*Task description:*
Restate the listing that follows word for word, without its pictures.
---------- Dataset ----------
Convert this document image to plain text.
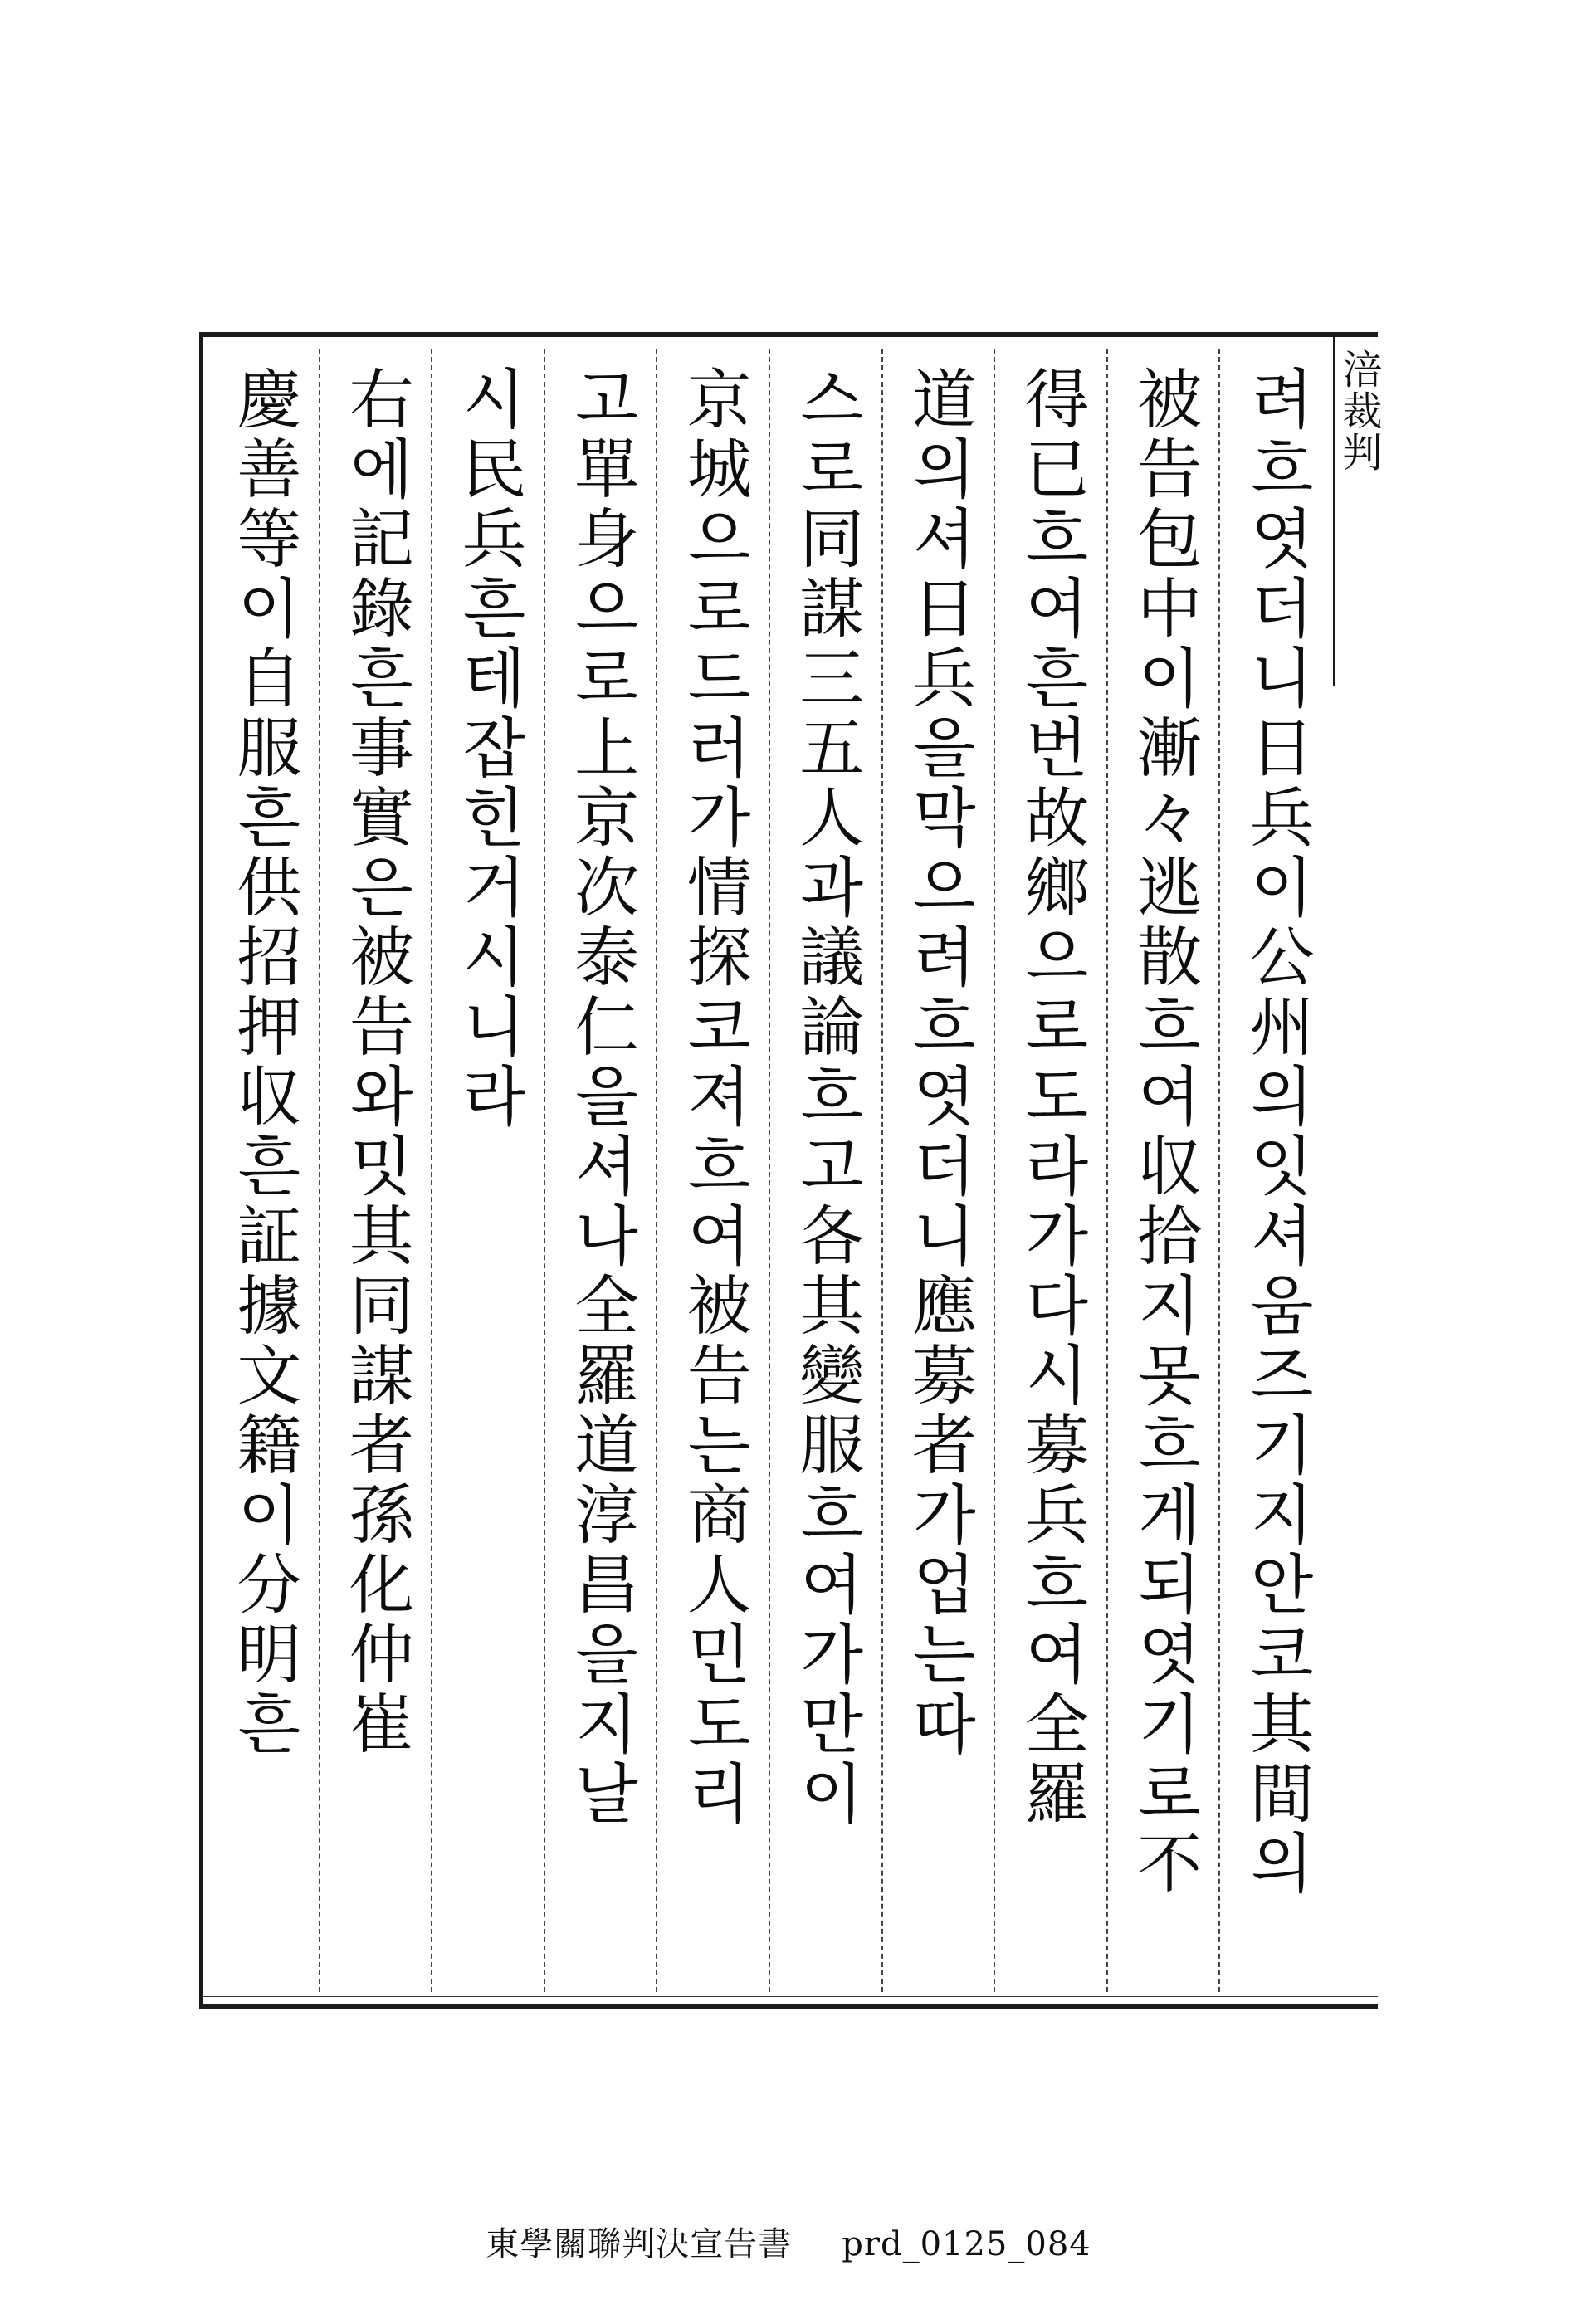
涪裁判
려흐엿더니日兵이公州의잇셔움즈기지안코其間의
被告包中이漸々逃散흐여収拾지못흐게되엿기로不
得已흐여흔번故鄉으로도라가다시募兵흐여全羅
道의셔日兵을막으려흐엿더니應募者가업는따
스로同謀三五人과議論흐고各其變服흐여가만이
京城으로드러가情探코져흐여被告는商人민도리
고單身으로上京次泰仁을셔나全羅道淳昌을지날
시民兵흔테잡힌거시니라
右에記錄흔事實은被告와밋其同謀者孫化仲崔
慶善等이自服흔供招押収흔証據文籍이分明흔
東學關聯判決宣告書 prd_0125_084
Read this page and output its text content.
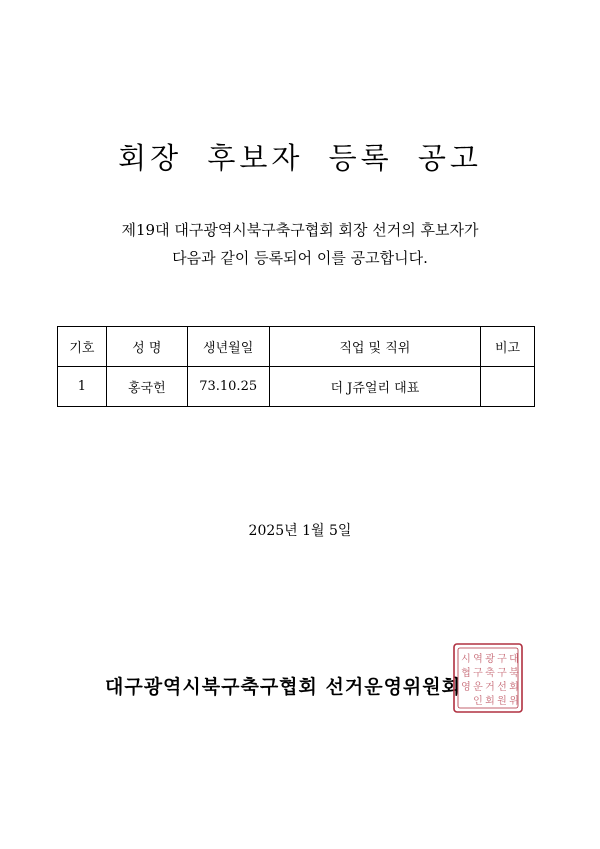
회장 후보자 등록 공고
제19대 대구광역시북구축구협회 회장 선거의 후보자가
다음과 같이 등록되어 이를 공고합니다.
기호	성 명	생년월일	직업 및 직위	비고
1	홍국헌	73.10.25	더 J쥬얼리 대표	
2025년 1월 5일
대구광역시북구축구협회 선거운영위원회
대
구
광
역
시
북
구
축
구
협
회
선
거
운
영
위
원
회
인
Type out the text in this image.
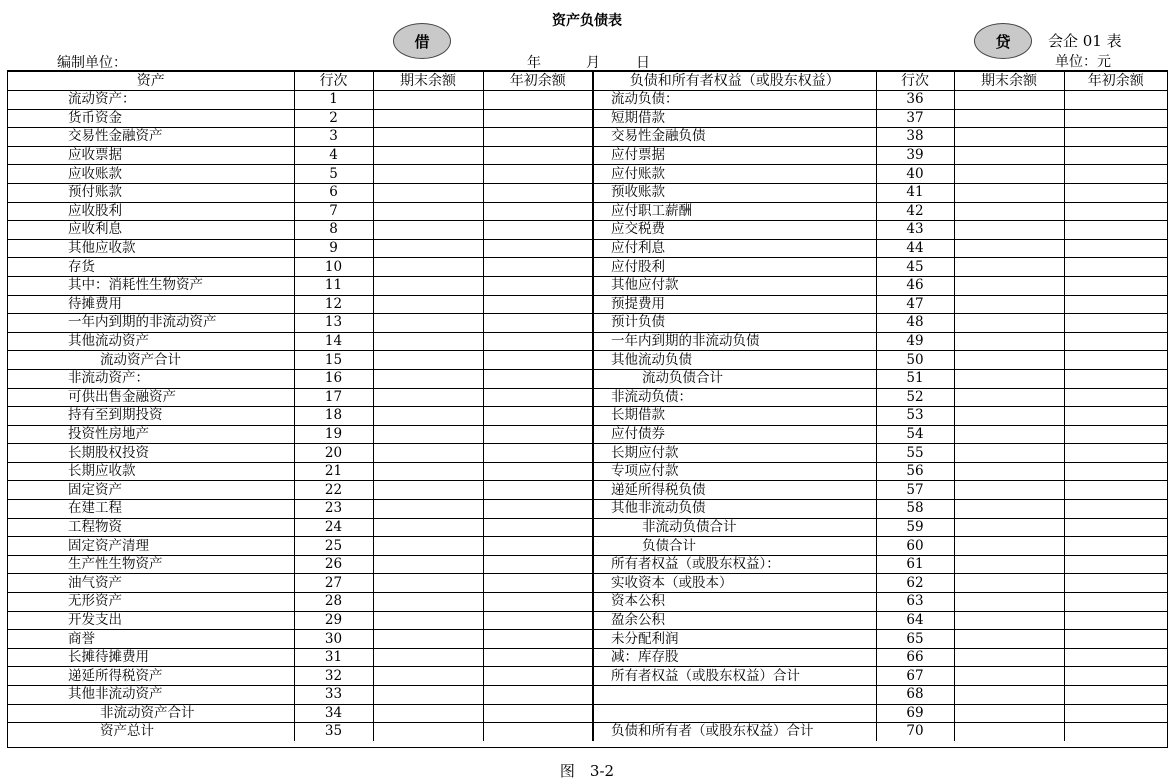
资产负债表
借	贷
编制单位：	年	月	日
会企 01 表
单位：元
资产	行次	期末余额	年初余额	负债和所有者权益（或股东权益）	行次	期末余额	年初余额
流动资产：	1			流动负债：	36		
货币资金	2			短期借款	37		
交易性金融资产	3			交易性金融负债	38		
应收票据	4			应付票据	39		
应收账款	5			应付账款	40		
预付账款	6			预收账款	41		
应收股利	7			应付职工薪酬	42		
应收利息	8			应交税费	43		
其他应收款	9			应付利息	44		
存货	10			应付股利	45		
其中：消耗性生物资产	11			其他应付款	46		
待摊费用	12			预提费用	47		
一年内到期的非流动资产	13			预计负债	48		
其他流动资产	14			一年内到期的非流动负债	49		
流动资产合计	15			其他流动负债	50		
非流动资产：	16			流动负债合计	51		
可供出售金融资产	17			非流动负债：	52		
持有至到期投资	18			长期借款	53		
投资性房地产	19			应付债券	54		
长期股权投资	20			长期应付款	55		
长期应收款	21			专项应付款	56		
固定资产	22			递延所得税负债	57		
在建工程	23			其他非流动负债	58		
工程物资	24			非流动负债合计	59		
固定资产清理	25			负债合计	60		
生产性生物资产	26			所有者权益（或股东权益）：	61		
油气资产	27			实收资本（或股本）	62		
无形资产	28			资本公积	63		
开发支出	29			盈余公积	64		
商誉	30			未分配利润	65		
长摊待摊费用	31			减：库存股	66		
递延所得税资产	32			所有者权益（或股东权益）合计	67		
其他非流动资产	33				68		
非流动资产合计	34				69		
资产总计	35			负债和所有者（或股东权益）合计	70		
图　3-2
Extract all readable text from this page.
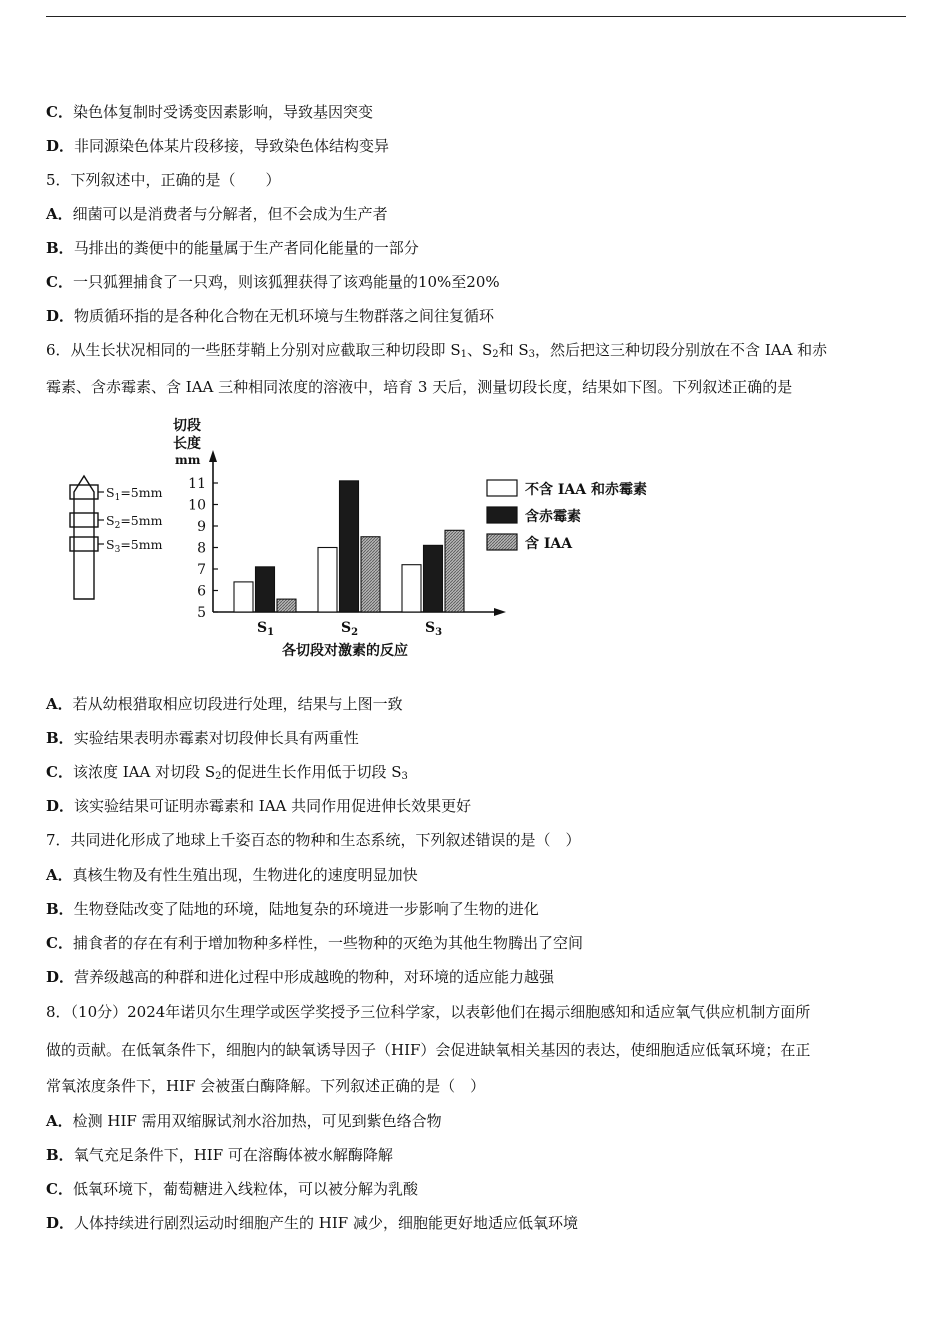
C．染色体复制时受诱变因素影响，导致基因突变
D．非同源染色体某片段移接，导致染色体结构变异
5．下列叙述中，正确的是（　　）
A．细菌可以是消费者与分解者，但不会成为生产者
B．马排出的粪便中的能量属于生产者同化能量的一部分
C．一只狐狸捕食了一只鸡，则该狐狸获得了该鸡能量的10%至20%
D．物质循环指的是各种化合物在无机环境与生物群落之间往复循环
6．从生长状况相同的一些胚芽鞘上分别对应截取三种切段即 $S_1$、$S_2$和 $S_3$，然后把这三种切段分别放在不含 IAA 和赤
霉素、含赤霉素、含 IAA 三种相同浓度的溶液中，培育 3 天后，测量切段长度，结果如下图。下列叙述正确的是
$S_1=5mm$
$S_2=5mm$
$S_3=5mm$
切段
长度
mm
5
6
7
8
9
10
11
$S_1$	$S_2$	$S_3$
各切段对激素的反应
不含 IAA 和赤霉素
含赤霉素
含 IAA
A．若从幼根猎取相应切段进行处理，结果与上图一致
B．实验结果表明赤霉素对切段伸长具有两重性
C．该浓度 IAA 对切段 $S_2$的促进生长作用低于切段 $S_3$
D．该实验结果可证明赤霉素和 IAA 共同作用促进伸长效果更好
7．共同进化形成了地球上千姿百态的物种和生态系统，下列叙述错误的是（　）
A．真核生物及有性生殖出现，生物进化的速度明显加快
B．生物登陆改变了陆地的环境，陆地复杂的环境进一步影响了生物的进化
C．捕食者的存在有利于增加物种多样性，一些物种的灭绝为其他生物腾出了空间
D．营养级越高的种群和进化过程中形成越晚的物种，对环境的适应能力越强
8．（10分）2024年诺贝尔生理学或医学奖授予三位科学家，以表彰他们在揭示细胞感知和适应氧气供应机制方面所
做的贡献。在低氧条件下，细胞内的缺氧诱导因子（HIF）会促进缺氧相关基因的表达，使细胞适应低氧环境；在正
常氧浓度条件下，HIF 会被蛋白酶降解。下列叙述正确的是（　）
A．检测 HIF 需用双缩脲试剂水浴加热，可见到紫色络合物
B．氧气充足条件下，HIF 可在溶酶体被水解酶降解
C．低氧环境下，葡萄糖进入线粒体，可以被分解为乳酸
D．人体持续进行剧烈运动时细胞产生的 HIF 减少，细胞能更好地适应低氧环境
----------
*Solution for this task:*
Convert this document image to plain text.
涪裁判
려흐엿더니日兵이公州의잇셔움즈기지안코其間의
被告包中이漸々逃散흐여収拾지못흐게되엿기로不
得已흐여흔번故鄉으로도라가다시募兵흐여全羅
道의셔日兵을막으려흐엿더니應募者가업는따
스로同謀三五人과議論흐고各其變服흐여가만이
京城으로드러가情探코져흐여被告는商人민도리
고單身으로上京次泰仁을셔나全羅道淳昌을지날
시民兵흔테잡힌거시니라
右에記錄흔事實은被告와밋其同謀者孫化仲崔
慶善等이自服흔供招押収흔証據文籍이分明흔
東學關聯判決宣告書 prd_0125_084
Read this page and output its text content.
회장 후보자 등록 공고
제19대 대구광역시북구축구협회 회장 선거의 후보자가
다음과 같이 등록되어 이를 공고합니다.
기호	성 명	생년월일	직업 및 직위	비고
1	홍국헌	73.10.25	더 J쥬얼리 대표	
2025년 1월 5일
대구광역시북구축구협회 선거운영위원회
대
구
광
역
시
북
구
축
구
협
회
선
거
운
영
위
원
회
인
Type out the text in this image.
资产负债表
借	贷
编制单位：	年	月	日
会企 01 表
单位：元
资产	行次	期末余额	年初余额	负债和所有者权益（或股东权益）	行次	期末余额	年初余额
流动资产：	1			流动负债：	36		
货币资金	2			短期借款	37		
交易性金融资产	3			交易性金融负债	38		
应收票据	4			应付票据	39		
应收账款	5			应付账款	40		
预付账款	6			预收账款	41		
应收股利	7			应付职工薪酬	42		
应收利息	8			应交税费	43		
其他应收款	9			应付利息	44		
存货	10			应付股利	45		
其中：消耗性生物资产	11			其他应付款	46		
待摊费用	12			预提费用	47		
一年内到期的非流动资产	13			预计负债	48		
其他流动资产	14			一年内到期的非流动负债	49		
流动资产合计	15			其他流动负债	50		
非流动资产：	16			流动负债合计	51		
可供出售金融资产	17			非流动负债：	52		
持有至到期投资	18			长期借款	53		
投资性房地产	19			应付债券	54		
长期股权投资	20			长期应付款	55		
长期应收款	21			专项应付款	56		
固定资产	22			递延所得税负债	57		
在建工程	23			其他非流动负债	58		
工程物资	24			非流动负债合计	59		
固定资产清理	25			负债合计	60		
生产性生物资产	26			所有者权益（或股东权益）：	61		
油气资产	27			实收资本（或股本）	62		
无形资产	28			资本公积	63		
开发支出	29			盈余公积	64		
商誉	30			未分配利润	65		
长摊待摊费用	31			减：库存股	66		
递延所得税资产	32			所有者权益（或股东权益）合计	67		
其他非流动资产	33				68		
非流动资产合计	34				69		
资产总计	35			负债和所有者（或股东权益）合计	70		
图　3-2
Extract all readable text from this page.
C．染色体复制时受诱变因素影响，导致基因突变
D．非同源染色体某片段移接，导致染色体结构变异
5．下列叙述中，正确的是（　　）
A．细菌可以是消费者与分解者，但不会成为生产者
B．马排出的粪便中的能量属于生产者同化能量的一部分
C．一只狐狸捕食了一只鸡，则该狐狸获得了该鸡能量的10%至20%
D．物质循环指的是各种化合物在无机环境与生物群落之间往复循环
6．从生长状况相同的一些胚芽鞘上分别对应截取三种切段即 $S_1$、$S_2$和 $S_3$，然后把这三种切段分别放在不含 IAA 和赤
霉素、含赤霉素、含 IAA 三种相同浓度的溶液中，培育 3 天后，测量切段长度，结果如下图。下列叙述正确的是
$S_1=5mm$
$S_2=5mm$
$S_3=5mm$
切段
长度
mm
5
6
7
8
9
10
11
$S_1$	$S_2$	$S_3$
各切段对激素的反应
不含 IAA 和赤霉素
含赤霉素
含 IAA
A．若从幼根猎取相应切段进行处理，结果与上图一致
B．实验结果表明赤霉素对切段伸长具有两重性
C．该浓度 IAA 对切段 $S_2$的促进生长作用低于切段 $S_3$
D．该实验结果可证明赤霉素和 IAA 共同作用促进伸长效果更好
7．共同进化形成了地球上千姿百态的物种和生态系统，下列叙述错误的是（　）
A．真核生物及有性生殖出现，生物进化的速度明显加快
B．生物登陆改变了陆地的环境，陆地复杂的环境进一步影响了生物的进化
C．捕食者的存在有利于增加物种多样性，一些物种的灭绝为其他生物腾出了空间
D．营养级越高的种群和进化过程中形成越晚的物种，对环境的适应能力越强
8．（10分）2024年诺贝尔生理学或医学奖授予三位科学家，以表彰他们在揭示细胞感知和适应氧气供应机制方面所
做的贡献。在低氧条件下，细胞内的缺氧诱导因子（HIF）会促进缺氧相关基因的表达，使细胞适应低氧环境；在正
常氧浓度条件下，HIF 会被蛋白酶降解。下列叙述正确的是（　）
A．检测 HIF 需用双缩脲试剂水浴加热，可见到紫色络合物
B．氧气充足条件下，HIF 可在溶酶体被水解酶降解
C．低氧环境下，葡萄糖进入线粒体，可以被分解为乳酸
D．人体持续进行剧烈运动时细胞产生的 HIF 减少，细胞能更好地适应低氧环境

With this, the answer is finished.